Exercise description. Copy out the listing that follows, exact in every word, and skip the images.

─── Given information

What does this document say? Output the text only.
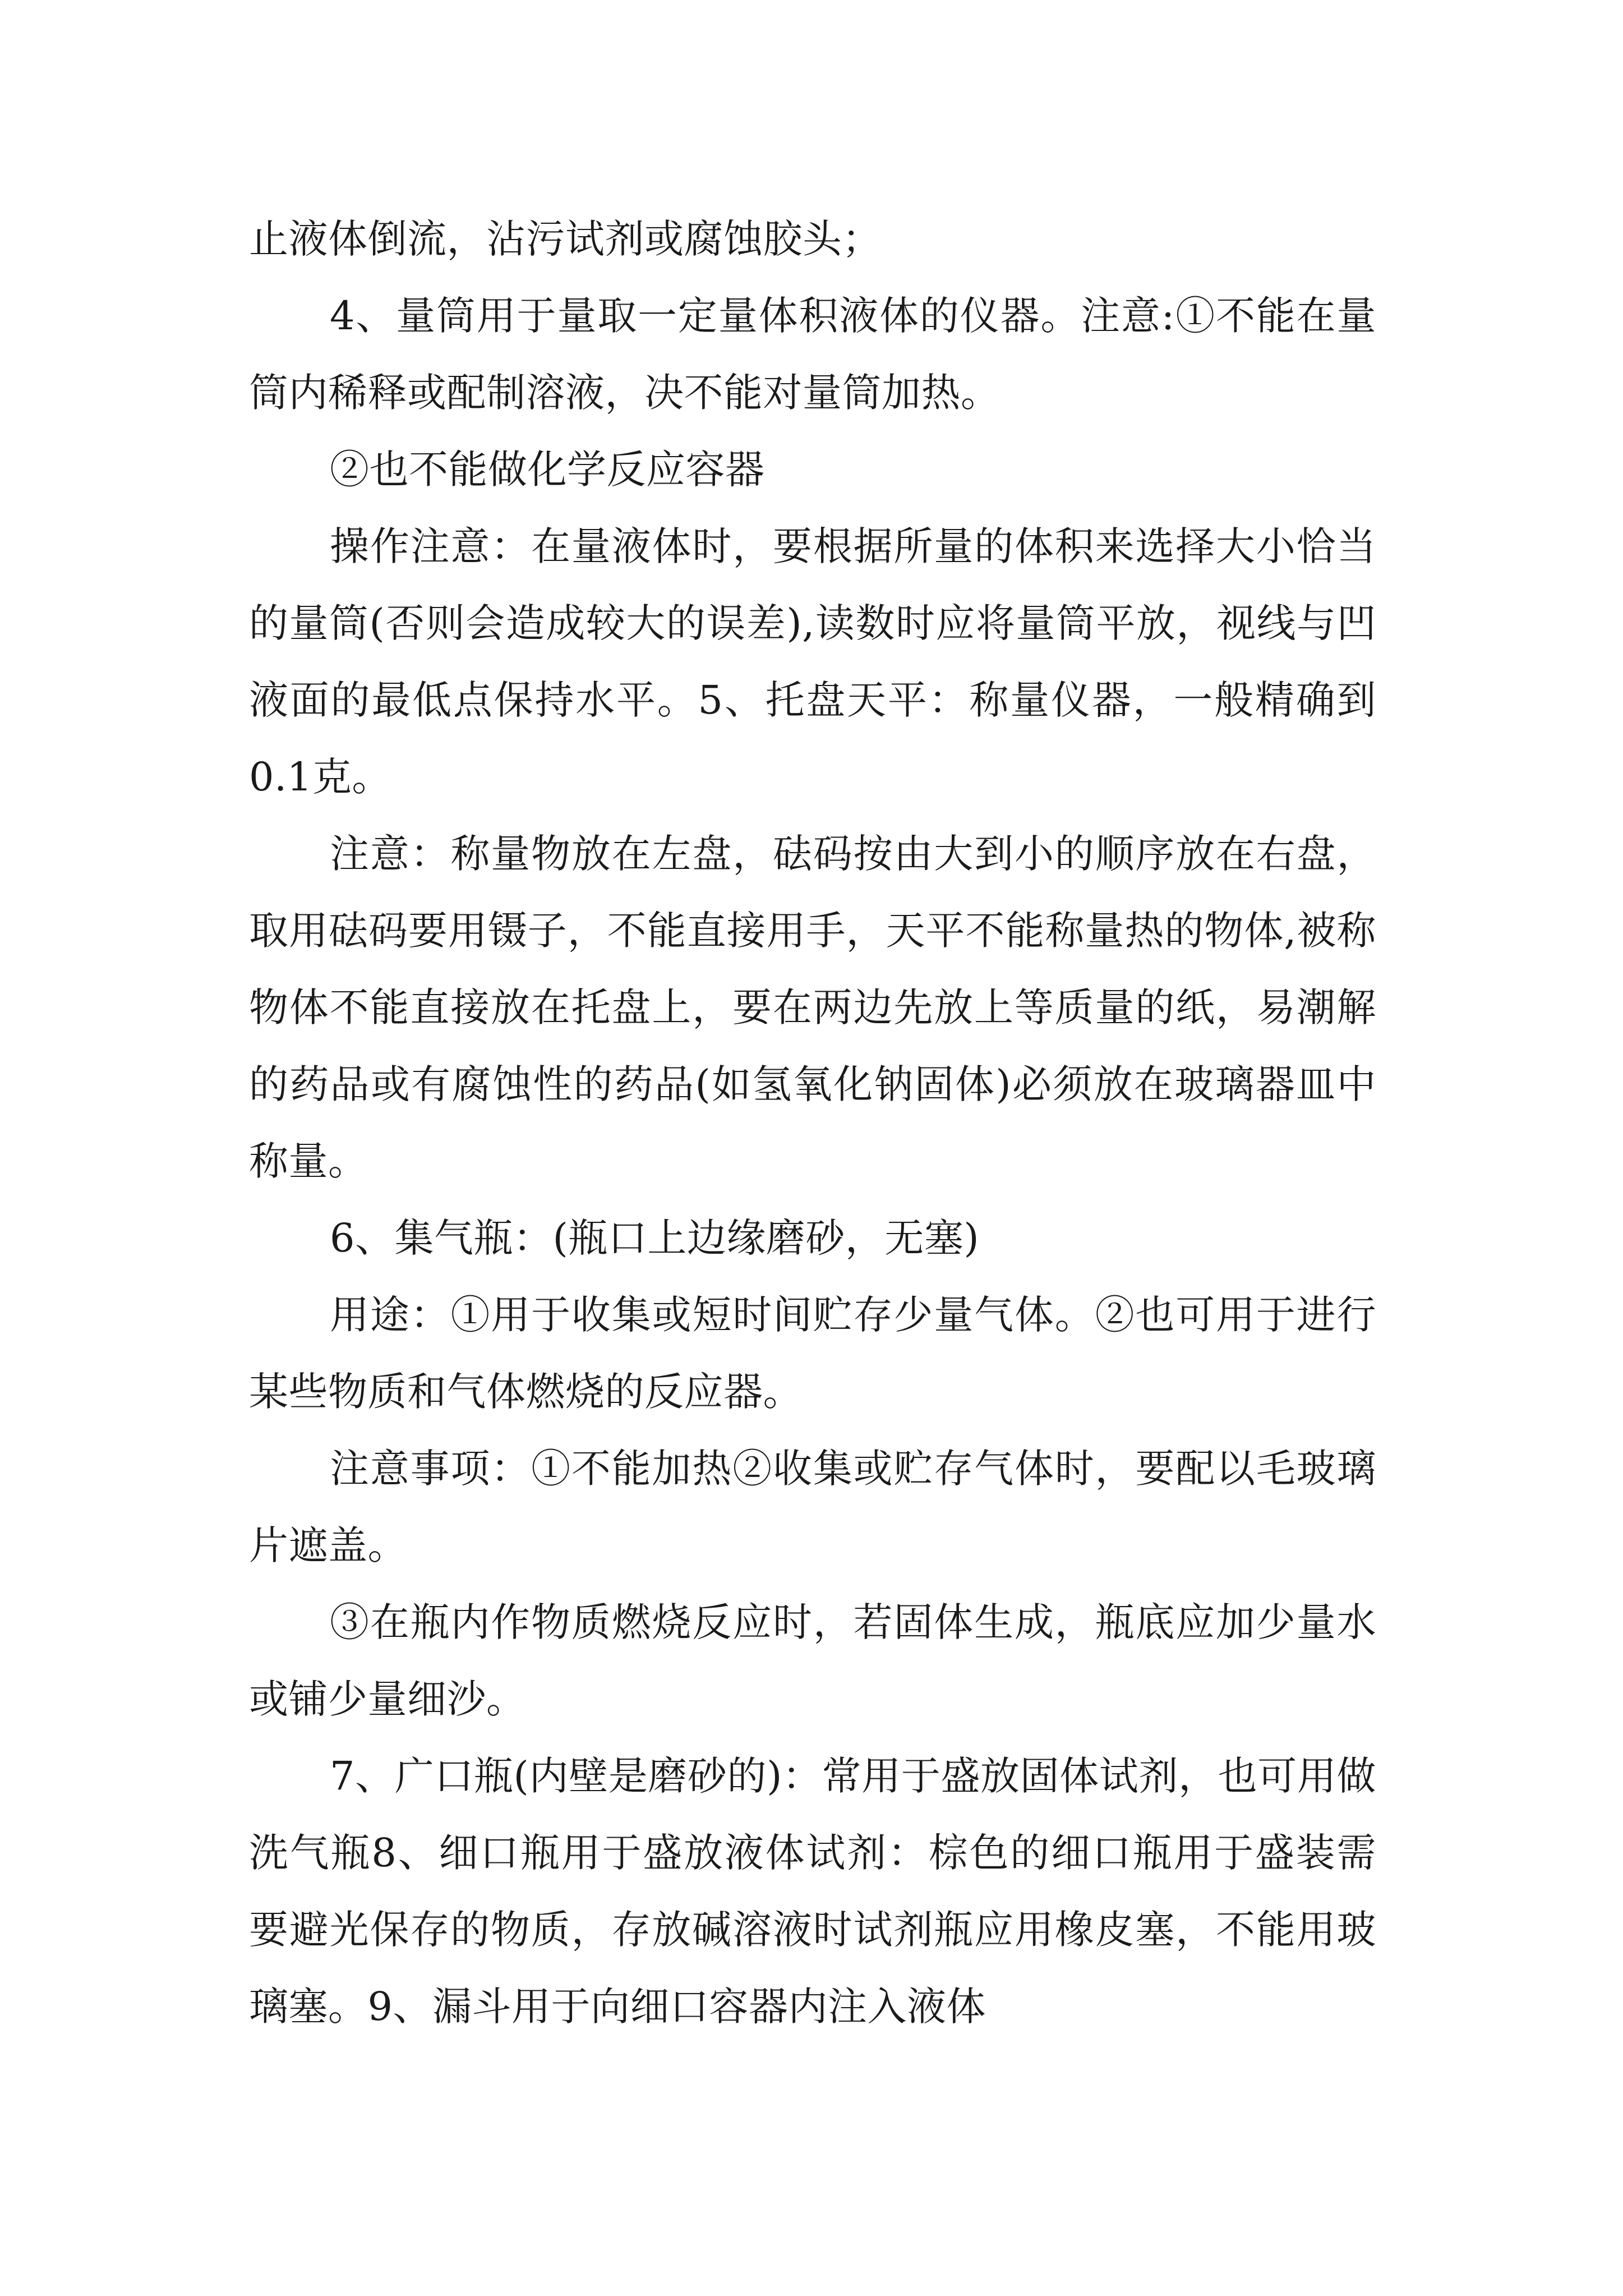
止液体倒流，沾污试剂或腐蚀胶头；

4、量筒用于量取一定量体积液体的仪器。注意:①不能在量筒内稀释或配制溶液，决不能对量筒加热。

②也不能做化学反应容器

操作注意：在量液体时，要根据所量的体积来选择大小恰当的量筒(否则会造成较大的误差),读数时应将量筒平放，视线与凹液面的最低点保持水平。5、托盘天平：称量仪器，一般精确到0.1克。

注意：称量物放在左盘，砝码按由大到小的顺序放在右盘，取用砝码要用镊子，不能直接用手，天平不能称量热的物体,被称物体不能直接放在托盘上，要在两边先放上等质量的纸，易潮解的药品或有腐蚀性的药品(如氢氧化钠固体)必须放在玻璃器皿中称量。

6、集气瓶：(瓶口上边缘磨砂，无塞)

用途：①用于收集或短时间贮存少量气体。②也可用于进行某些物质和气体燃烧的反应器。

注意事项：①不能加热②收集或贮存气体时，要配以毛玻璃片遮盖。

③在瓶内作物质燃烧反应时，若固体生成，瓶底应加少量水或铺少量细沙。

7、广口瓶(内壁是磨砂的)：常用于盛放固体试剂，也可用做洗气瓶8、细口瓶用于盛放液体试剂：棕色的细口瓶用于盛装需要避光保存的物质，存放碱溶液时试剂瓶应用橡皮塞，不能用玻璃塞。9、漏斗用于向细口容器内注入液体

──────

Full response.
What does this document say? Output the text only.
止液体倒流，沾污试剂或腐蚀胶头；

4、量筒用于量取一定量体积液体的仪器。注意:①不能在量筒内稀释或配制溶液，决不能对量筒加热。

②也不能做化学反应容器

操作注意：在量液体时，要根据所量的体积来选择大小恰当的量筒(否则会造成较大的误差),读数时应将量筒平放，视线与凹液面的最低点保持水平。5、托盘天平：称量仪器，一般精确到0.1克。

注意：称量物放在左盘，砝码按由大到小的顺序放在右盘，取用砝码要用镊子，不能直接用手，天平不能称量热的物体,被称物体不能直接放在托盘上，要在两边先放上等质量的纸，易潮解的药品或有腐蚀性的药品(如氢氧化钠固体)必须放在玻璃器皿中称量。

6、集气瓶：(瓶口上边缘磨砂，无塞)

用途：①用于收集或短时间贮存少量气体。②也可用于进行某些物质和气体燃烧的反应器。

注意事项：①不能加热②收集或贮存气体时，要配以毛玻璃片遮盖。

③在瓶内作物质燃烧反应时，若固体生成，瓶底应加少量水或铺少量细沙。

7、广口瓶(内壁是磨砂的)：常用于盛放固体试剂，也可用做洗气瓶8、细口瓶用于盛放液体试剂：棕色的细口瓶用于盛装需要避光保存的物质，存放碱溶液时试剂瓶应用橡皮塞，不能用玻璃塞。9、漏斗用于向细口容器内注入液体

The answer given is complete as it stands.